Recorded data:
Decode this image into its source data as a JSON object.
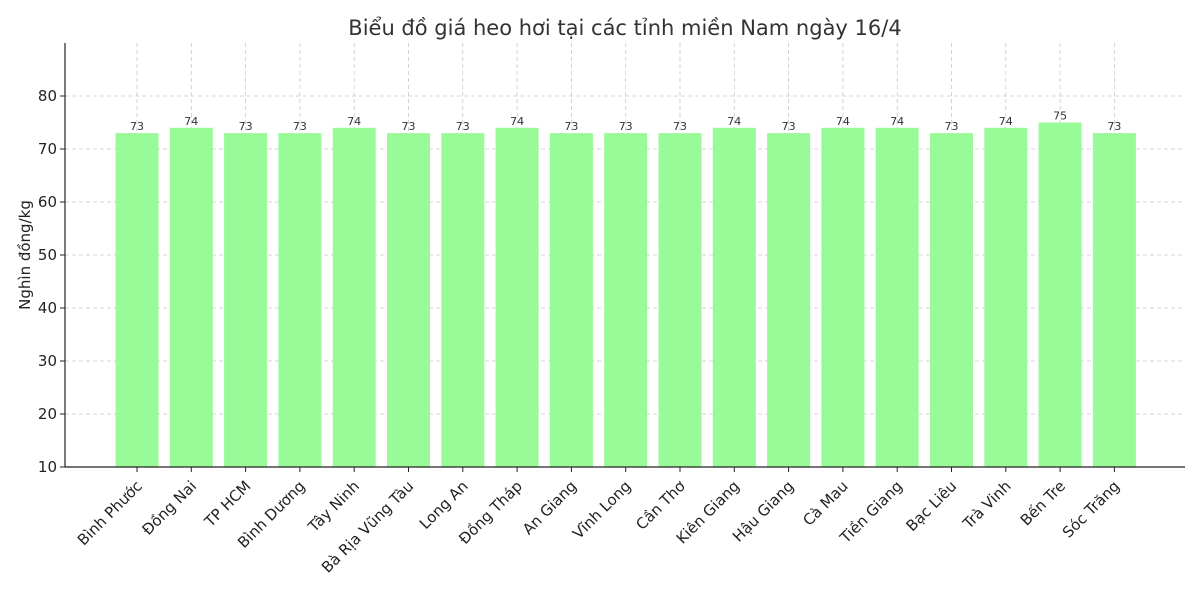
{
  "chart_data": {
    "type": "bar",
    "title": "Biểu đồ giá heo hơi tại các tỉnh miền Nam ngày 16/4",
    "xlabel": "",
    "ylabel": "Nghìn đồng/kg",
    "ylim": [
      10,
      90
    ],
    "yticks": [
      "10",
      "20",
      "30",
      "40",
      "50",
      "60",
      "70",
      "80"
    ],
    "grid": true,
    "bar_color": "#98fb98",
    "categories": [
      "Bình Phước",
      "Đồng Nai",
      "TP HCM",
      "Bình Dương",
      "Tây Ninh",
      "Bà Rịa  Vũng Tàu",
      "Long An",
      "Đồng Tháp",
      "An Giang",
      "Vĩnh Long",
      "Cần Thơ",
      "Kiên Giang",
      "Hậu Giang",
      "Cà Mau",
      "Tiền Giang",
      "Bạc Liêu",
      "Trà Vinh",
      "Bến Tre",
      "Sóc Trăng"
    ],
    "values": [
      73,
      74,
      73,
      73,
      74,
      73,
      73,
      74,
      73,
      73,
      73,
      74,
      73,
      74,
      74,
      73,
      74,
      75,
      73
    ],
    "value_labels": [
      "73",
      "74",
      "73",
      "73",
      "74",
      "73",
      "73",
      "74",
      "73",
      "73",
      "73",
      "74",
      "73",
      "74",
      "74",
      "73",
      "74",
      "75",
      "73"
    ]
  }
}
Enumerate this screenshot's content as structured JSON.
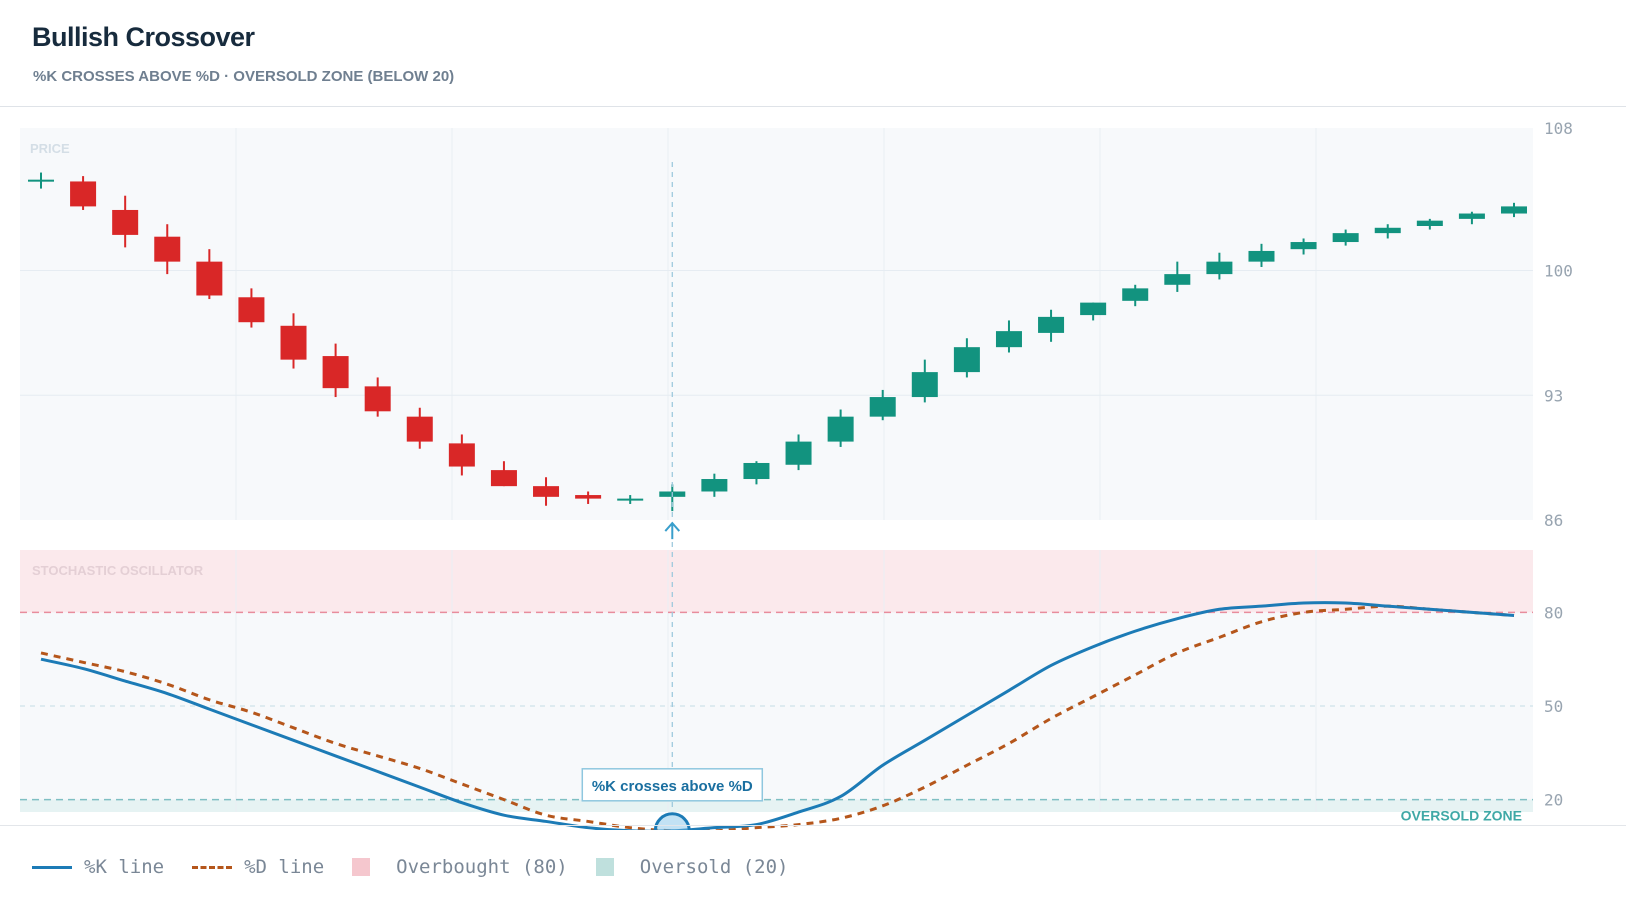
{
  "header": {
    "title": "Bullish Crossover",
    "subtitle": "%K CROSSES ABOVE %D · OVERSOLD ZONE (BELOW 20)"
  },
  "colors": {
    "bull": "#12937f",
    "bear": "#d92727",
    "k_line": "#1c7bb6",
    "d_line": "#b5561b",
    "overbought_band": "#fbe9ec",
    "oversold_band": "#e6f3f3",
    "overbought_line": "#e88c9c",
    "oversold_line": "#7fbfc3"
  },
  "chart_data": [
    {
      "type": "candlestick",
      "panel_label": "PRICE",
      "ylim": [
        86,
        108
      ],
      "yticks": [
        "108",
        "100",
        "93",
        "86"
      ],
      "grid": true,
      "candles": [
        {
          "open": 105.1,
          "high": 105.5,
          "low": 104.6,
          "close": 105.1
        },
        {
          "open": 105.0,
          "high": 105.3,
          "low": 103.4,
          "close": 103.6
        },
        {
          "open": 103.4,
          "high": 104.2,
          "low": 101.3,
          "close": 102.0
        },
        {
          "open": 101.9,
          "high": 102.6,
          "low": 99.8,
          "close": 100.5
        },
        {
          "open": 100.5,
          "high": 101.2,
          "low": 98.4,
          "close": 98.6
        },
        {
          "open": 98.5,
          "high": 99.0,
          "low": 96.8,
          "close": 97.1
        },
        {
          "open": 96.9,
          "high": 97.6,
          "low": 94.5,
          "close": 95.0
        },
        {
          "open": 95.2,
          "high": 95.9,
          "low": 92.9,
          "close": 93.4
        },
        {
          "open": 93.5,
          "high": 94.0,
          "low": 91.8,
          "close": 92.1
        },
        {
          "open": 91.8,
          "high": 92.3,
          "low": 90.0,
          "close": 90.4
        },
        {
          "open": 90.3,
          "high": 90.8,
          "low": 88.5,
          "close": 89.0
        },
        {
          "open": 88.8,
          "high": 89.3,
          "low": 87.9,
          "close": 87.9
        },
        {
          "open": 87.9,
          "high": 88.4,
          "low": 86.8,
          "close": 87.3
        },
        {
          "open": 87.4,
          "high": 87.6,
          "low": 86.9,
          "close": 87.2
        },
        {
          "open": 87.2,
          "high": 87.4,
          "low": 86.9,
          "close": 87.2
        },
        {
          "open": 87.3,
          "high": 88.0,
          "low": 86.5,
          "close": 87.6
        },
        {
          "open": 87.6,
          "high": 88.6,
          "low": 87.3,
          "close": 88.3
        },
        {
          "open": 88.3,
          "high": 89.3,
          "low": 88.0,
          "close": 89.2
        },
        {
          "open": 89.1,
          "high": 90.8,
          "low": 88.8,
          "close": 90.4
        },
        {
          "open": 90.4,
          "high": 92.2,
          "low": 90.1,
          "close": 91.8
        },
        {
          "open": 91.8,
          "high": 93.3,
          "low": 91.6,
          "close": 92.9
        },
        {
          "open": 92.9,
          "high": 95.0,
          "low": 92.6,
          "close": 94.3
        },
        {
          "open": 94.3,
          "high": 96.2,
          "low": 94.0,
          "close": 95.7
        },
        {
          "open": 95.7,
          "high": 97.2,
          "low": 95.4,
          "close": 96.6
        },
        {
          "open": 96.5,
          "high": 97.8,
          "low": 96.0,
          "close": 97.4
        },
        {
          "open": 97.5,
          "high": 98.2,
          "low": 97.2,
          "close": 98.2
        },
        {
          "open": 98.3,
          "high": 99.2,
          "low": 98.0,
          "close": 99.0
        },
        {
          "open": 99.2,
          "high": 100.5,
          "low": 98.8,
          "close": 99.8
        },
        {
          "open": 99.8,
          "high": 101.0,
          "low": 99.5,
          "close": 100.5
        },
        {
          "open": 100.5,
          "high": 101.5,
          "low": 100.2,
          "close": 101.1
        },
        {
          "open": 101.2,
          "high": 101.8,
          "low": 100.9,
          "close": 101.6
        },
        {
          "open": 101.6,
          "high": 102.3,
          "low": 101.4,
          "close": 102.1
        },
        {
          "open": 102.1,
          "high": 102.6,
          "low": 101.8,
          "close": 102.4
        },
        {
          "open": 102.5,
          "high": 102.9,
          "low": 102.3,
          "close": 102.8
        },
        {
          "open": 102.9,
          "high": 103.3,
          "low": 102.6,
          "close": 103.2
        },
        {
          "open": 103.2,
          "high": 103.8,
          "low": 103.0,
          "close": 103.6
        }
      ]
    },
    {
      "type": "line",
      "panel_label": "STOCHASTIC OSCILLATOR",
      "ylim": [
        0,
        100
      ],
      "yticks": [
        "80",
        "50",
        "20"
      ],
      "grid": true,
      "series": [
        {
          "name": "%K line",
          "values": [
            65,
            62,
            58,
            54,
            49,
            44,
            39,
            34,
            29,
            24,
            19,
            15,
            13,
            11,
            10,
            10,
            11,
            12,
            16,
            21,
            31,
            39,
            47,
            55,
            63,
            69,
            74,
            78,
            81,
            82,
            83,
            83,
            82,
            81,
            80,
            79
          ]
        },
        {
          "name": "%D line",
          "values": [
            67,
            64,
            61,
            57,
            52,
            48,
            43,
            38,
            34,
            30,
            25,
            20,
            15,
            13,
            11,
            10,
            10,
            11,
            12,
            14,
            18,
            24,
            31,
            38,
            46,
            53,
            60,
            67,
            72,
            77,
            80,
            81,
            82,
            81,
            80,
            79
          ]
        }
      ],
      "reference_lines": [
        {
          "value": 80,
          "label": ""
        },
        {
          "value": 50,
          "label": ""
        },
        {
          "value": 20,
          "label": "OVERSOLD ZONE"
        }
      ],
      "annotations": [
        {
          "text": "%K crosses above %D",
          "index": 15,
          "value": 10
        }
      ]
    }
  ],
  "legend": {
    "k_line": "%K line",
    "d_line": "%D line",
    "overbought": "Overbought (80)",
    "oversold": "Oversold (20)"
  }
}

What to work on:
Every record is to be reproduced exactly, with no pictures included.

Answer below:
Decode this image into its source data as a JSON object.
{
  "chart_data": {
    "type": "bar",
    "title": "Biểu đồ giá heo hơi tại các tỉnh miền Nam ngày 16/4",
    "xlabel": "",
    "ylabel": "Nghìn đồng/kg",
    "ylim": [
      10,
      90
    ],
    "yticks": [
      "10",
      "20",
      "30",
      "40",
      "50",
      "60",
      "70",
      "80"
    ],
    "grid": true,
    "bar_color": "#98fb98",
    "categories": [
      "Bình Phước",
      "Đồng Nai",
      "TP HCM",
      "Bình Dương",
      "Tây Ninh",
      "Bà Rịa  Vũng Tàu",
      "Long An",
      "Đồng Tháp",
      "An Giang",
      "Vĩnh Long",
      "Cần Thơ",
      "Kiên Giang",
      "Hậu Giang",
      "Cà Mau",
      "Tiền Giang",
      "Bạc Liêu",
      "Trà Vinh",
      "Bến Tre",
      "Sóc Trăng"
    ],
    "values": [
      73,
      74,
      73,
      73,
      74,
      73,
      73,
      74,
      73,
      73,
      73,
      74,
      73,
      74,
      74,
      73,
      74,
      75,
      73
    ],
    "value_labels": [
      "73",
      "74",
      "73",
      "73",
      "74",
      "73",
      "73",
      "74",
      "73",
      "73",
      "73",
      "74",
      "73",
      "74",
      "74",
      "73",
      "74",
      "75",
      "73"
    ]
  }
}
Enumerate this screenshot's content as structured JSON.
{
  "header": {
    "title": "Bullish Crossover",
    "subtitle": "%K CROSSES ABOVE %D · OVERSOLD ZONE (BELOW 20)"
  },
  "colors": {
    "bull": "#12937f",
    "bear": "#d92727",
    "k_line": "#1c7bb6",
    "d_line": "#b5561b",
    "overbought_band": "#fbe9ec",
    "oversold_band": "#e6f3f3",
    "overbought_line": "#e88c9c",
    "oversold_line": "#7fbfc3"
  },
  "chart_data": [
    {
      "type": "candlestick",
      "panel_label": "PRICE",
      "ylim": [
        86,
        108
      ],
      "yticks": [
        "108",
        "100",
        "93",
        "86"
      ],
      "grid": true,
      "candles": [
        {
          "open": 105.1,
          "high": 105.5,
          "low": 104.6,
          "close": 105.1
        },
        {
          "open": 105.0,
          "high": 105.3,
          "low": 103.4,
          "close": 103.6
        },
        {
          "open": 103.4,
          "high": 104.2,
          "low": 101.3,
          "close": 102.0
        },
        {
          "open": 101.9,
          "high": 102.6,
          "low": 99.8,
          "close": 100.5
        },
        {
          "open": 100.5,
          "high": 101.2,
          "low": 98.4,
          "close": 98.6
        },
        {
          "open": 98.5,
          "high": 99.0,
          "low": 96.8,
          "close": 97.1
        },
        {
          "open": 96.9,
          "high": 97.6,
          "low": 94.5,
          "close": 95.0
        },
        {
          "open": 95.2,
          "high": 95.9,
          "low": 92.9,
          "close": 93.4
        },
        {
          "open": 93.5,
          "high": 94.0,
          "low": 91.8,
          "close": 92.1
        },
        {
          "open": 91.8,
          "high": 92.3,
          "low": 90.0,
          "close": 90.4
        },
        {
          "open": 90.3,
          "high": 90.8,
          "low": 88.5,
          "close": 89.0
        },
        {
          "open": 88.8,
          "high": 89.3,
          "low": 87.9,
          "close": 87.9
        },
        {
          "open": 87.9,
          "high": 88.4,
          "low": 86.8,
          "close": 87.3
        },
        {
          "open": 87.4,
          "high": 87.6,
          "low": 86.9,
          "close": 87.2
        },
        {
          "open": 87.2,
          "high": 87.4,
          "low": 86.9,
          "close": 87.2
        },
        {
          "open": 87.3,
          "high": 88.0,
          "low": 86.5,
          "close": 87.6
        },
        {
          "open": 87.6,
          "high": 88.6,
          "low": 87.3,
          "close": 88.3
        },
        {
          "open": 88.3,
          "high": 89.3,
          "low": 88.0,
          "close": 89.2
        },
        {
          "open": 89.1,
          "high": 90.8,
          "low": 88.8,
          "close": 90.4
        },
        {
          "open": 90.4,
          "high": 92.2,
          "low": 90.1,
          "close": 91.8
        },
        {
          "open": 91.8,
          "high": 93.3,
          "low": 91.6,
          "close": 92.9
        },
        {
          "open": 92.9,
          "high": 95.0,
          "low": 92.6,
          "close": 94.3
        },
        {
          "open": 94.3,
          "high": 96.2,
          "low": 94.0,
          "close": 95.7
        },
        {
          "open": 95.7,
          "high": 97.2,
          "low": 95.4,
          "close": 96.6
        },
        {
          "open": 96.5,
          "high": 97.8,
          "low": 96.0,
          "close": 97.4
        },
        {
          "open": 97.5,
          "high": 98.2,
          "low": 97.2,
          "close": 98.2
        },
        {
          "open": 98.3,
          "high": 99.2,
          "low": 98.0,
          "close": 99.0
        },
        {
          "open": 99.2,
          "high": 100.5,
          "low": 98.8,
          "close": 99.8
        },
        {
          "open": 99.8,
          "high": 101.0,
          "low": 99.5,
          "close": 100.5
        },
        {
          "open": 100.5,
          "high": 101.5,
          "low": 100.2,
          "close": 101.1
        },
        {
          "open": 101.2,
          "high": 101.8,
          "low": 100.9,
          "close": 101.6
        },
        {
          "open": 101.6,
          "high": 102.3,
          "low": 101.4,
          "close": 102.1
        },
        {
          "open": 102.1,
          "high": 102.6,
          "low": 101.8,
          "close": 102.4
        },
        {
          "open": 102.5,
          "high": 102.9,
          "low": 102.3,
          "close": 102.8
        },
        {
          "open": 102.9,
          "high": 103.3,
          "low": 102.6,
          "close": 103.2
        },
        {
          "open": 103.2,
          "high": 103.8,
          "low": 103.0,
          "close": 103.6
        }
      ]
    },
    {
      "type": "line",
      "panel_label": "STOCHASTIC OSCILLATOR",
      "ylim": [
        0,
        100
      ],
      "yticks": [
        "80",
        "50",
        "20"
      ],
      "grid": true,
      "series": [
        {
          "name": "%K line",
          "values": [
            65,
            62,
            58,
            54,
            49,
            44,
            39,
            34,
            29,
            24,
            19,
            15,
            13,
            11,
            10,
            10,
            11,
            12,
            16,
            21,
            31,
            39,
            47,
            55,
            63,
            69,
            74,
            78,
            81,
            82,
            83,
            83,
            82,
            81,
            80,
            79
          ]
        },
        {
          "name": "%D line",
          "values": [
            67,
            64,
            61,
            57,
            52,
            48,
            43,
            38,
            34,
            30,
            25,
            20,
            15,
            13,
            11,
            10,
            10,
            11,
            12,
            14,
            18,
            24,
            31,
            38,
            46,
            53,
            60,
            67,
            72,
            77,
            80,
            81,
            82,
            81,
            80,
            79
          ]
        }
      ],
      "reference_lines": [
        {
          "value": 80,
          "label": ""
        },
        {
          "value": 50,
          "label": ""
        },
        {
          "value": 20,
          "label": "OVERSOLD ZONE"
        }
      ],
      "annotations": [
        {
          "text": "%K crosses above %D",
          "index": 15,
          "value": 10
        }
      ]
    }
  ],
  "legend": {
    "k_line": "%K line",
    "d_line": "%D line",
    "overbought": "Overbought (80)",
    "oversold": "Oversold (20)"
  }
}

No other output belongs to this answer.